## What is required
Each of the records must appear again, exactly as it was written.
|---|
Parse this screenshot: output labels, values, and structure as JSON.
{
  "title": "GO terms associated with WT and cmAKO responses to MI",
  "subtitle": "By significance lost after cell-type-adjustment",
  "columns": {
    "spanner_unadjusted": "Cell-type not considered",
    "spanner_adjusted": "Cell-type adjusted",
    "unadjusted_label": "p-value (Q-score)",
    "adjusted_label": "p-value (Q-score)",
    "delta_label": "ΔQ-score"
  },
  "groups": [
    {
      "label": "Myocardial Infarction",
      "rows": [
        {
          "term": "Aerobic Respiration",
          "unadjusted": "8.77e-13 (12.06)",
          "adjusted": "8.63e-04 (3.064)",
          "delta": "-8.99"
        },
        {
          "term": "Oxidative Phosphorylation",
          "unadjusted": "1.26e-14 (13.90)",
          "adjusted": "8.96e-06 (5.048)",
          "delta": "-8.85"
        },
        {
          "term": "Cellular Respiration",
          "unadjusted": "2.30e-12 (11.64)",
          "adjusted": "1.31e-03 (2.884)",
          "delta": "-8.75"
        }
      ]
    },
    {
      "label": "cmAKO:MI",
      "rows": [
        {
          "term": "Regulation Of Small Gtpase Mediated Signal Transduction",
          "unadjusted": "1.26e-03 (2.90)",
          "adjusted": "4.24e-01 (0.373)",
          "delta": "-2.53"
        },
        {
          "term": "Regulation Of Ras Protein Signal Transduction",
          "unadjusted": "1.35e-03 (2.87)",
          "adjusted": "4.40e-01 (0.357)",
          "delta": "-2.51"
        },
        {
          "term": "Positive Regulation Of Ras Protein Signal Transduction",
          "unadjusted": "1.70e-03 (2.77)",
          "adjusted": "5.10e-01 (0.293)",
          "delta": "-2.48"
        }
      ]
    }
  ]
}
|---|
## Worked solution
Parse this screenshot: output labels, values, and structure as JSON.
{
  "title": "GO terms associated with WT and cmAKO responses to MI",
  "subtitle": "By significance lost after cell-type-adjustment",
  "columns": {
    "spanner_unadjusted": "Cell-type not considered",
    "spanner_adjusted": "Cell-type adjusted",
    "unadjusted_label": "p-value (Q-score)",
    "adjusted_label": "p-value (Q-score)",
    "delta_label": "ΔQ-score"
  },
  "groups": [
    {
      "label": "Myocardial Infarction",
      "rows": [
        {
          "term": "Aerobic Respiration",
          "unadjusted": "8.77e-13 (12.06)",
          "adjusted": "8.63e-04 (3.064)",
          "delta": "-8.99"
        },
        {
          "term": "Oxidative Phosphorylation",
          "unadjusted": "1.26e-14 (13.90)",
          "adjusted": "8.96e-06 (5.048)",
          "delta": "-8.85"
        },
        {
          "term": "Cellular Respiration",
          "unadjusted": "2.30e-12 (11.64)",
          "adjusted": "1.31e-03 (2.884)",
          "delta": "-8.75"
        }
      ]
    },
    {
      "label": "cmAKO:MI",
      "rows": [
        {
          "term": "Regulation Of Small Gtpase Mediated Signal Transduction",
          "unadjusted": "1.26e-03 (2.90)",
          "adjusted": "4.24e-01 (0.373)",
          "delta": "-2.53"
        },
        {
          "term": "Regulation Of Ras Protein Signal Transduction",
          "unadjusted": "1.35e-03 (2.87)",
          "adjusted": "4.40e-01 (0.357)",
          "delta": "-2.51"
        },
        {
          "term": "Positive Regulation Of Ras Protein Signal Transduction",
          "unadjusted": "1.70e-03 (2.77)",
          "adjusted": "5.10e-01 (0.293)",
          "delta": "-2.48"
        }
      ]
    }
  ]
}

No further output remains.